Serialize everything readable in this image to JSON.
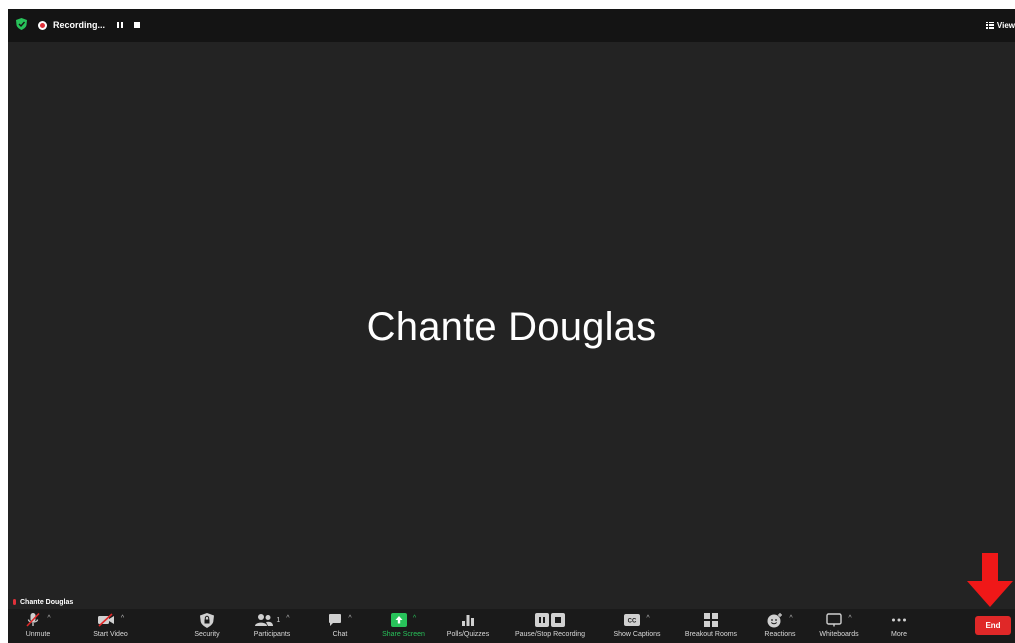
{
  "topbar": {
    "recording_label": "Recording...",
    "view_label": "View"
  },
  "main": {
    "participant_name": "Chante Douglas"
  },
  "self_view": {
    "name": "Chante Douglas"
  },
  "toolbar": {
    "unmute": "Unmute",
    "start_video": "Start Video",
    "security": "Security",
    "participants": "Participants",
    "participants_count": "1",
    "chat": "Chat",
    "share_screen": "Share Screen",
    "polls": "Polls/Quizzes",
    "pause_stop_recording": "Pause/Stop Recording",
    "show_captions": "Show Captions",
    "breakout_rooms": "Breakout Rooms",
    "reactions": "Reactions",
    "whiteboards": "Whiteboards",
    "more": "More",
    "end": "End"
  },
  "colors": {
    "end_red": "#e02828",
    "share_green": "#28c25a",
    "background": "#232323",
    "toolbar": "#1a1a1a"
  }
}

...

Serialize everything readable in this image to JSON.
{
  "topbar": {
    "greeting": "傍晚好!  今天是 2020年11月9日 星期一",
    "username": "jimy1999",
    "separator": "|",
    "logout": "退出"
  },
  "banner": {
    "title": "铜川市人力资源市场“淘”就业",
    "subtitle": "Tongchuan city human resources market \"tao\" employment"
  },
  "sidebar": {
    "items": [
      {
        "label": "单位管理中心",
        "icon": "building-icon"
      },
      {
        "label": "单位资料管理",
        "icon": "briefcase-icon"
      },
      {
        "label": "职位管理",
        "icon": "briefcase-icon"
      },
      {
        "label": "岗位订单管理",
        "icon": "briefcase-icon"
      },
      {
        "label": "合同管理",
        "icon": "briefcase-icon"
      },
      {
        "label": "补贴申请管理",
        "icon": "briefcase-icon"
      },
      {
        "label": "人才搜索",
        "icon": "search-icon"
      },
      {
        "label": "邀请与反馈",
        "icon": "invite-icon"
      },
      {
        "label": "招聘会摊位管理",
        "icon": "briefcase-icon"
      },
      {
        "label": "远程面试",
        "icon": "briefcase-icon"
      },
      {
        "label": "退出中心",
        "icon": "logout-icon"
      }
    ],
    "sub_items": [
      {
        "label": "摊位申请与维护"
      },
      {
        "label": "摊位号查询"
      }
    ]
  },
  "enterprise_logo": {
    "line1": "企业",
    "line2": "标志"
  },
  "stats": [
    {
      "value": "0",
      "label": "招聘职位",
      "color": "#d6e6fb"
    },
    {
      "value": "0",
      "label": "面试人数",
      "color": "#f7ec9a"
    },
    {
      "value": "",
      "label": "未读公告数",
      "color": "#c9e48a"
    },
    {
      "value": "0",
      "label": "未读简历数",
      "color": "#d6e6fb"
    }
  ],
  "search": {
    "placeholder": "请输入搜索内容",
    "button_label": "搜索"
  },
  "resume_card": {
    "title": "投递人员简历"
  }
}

* [INSTRUCTIONS TO FOLLOW]
Which lines contain "Chante"? Copy each of them.

* [THE REPLY]
    "participant_name": "Chante Douglas"
    "name": "Chante Douglas"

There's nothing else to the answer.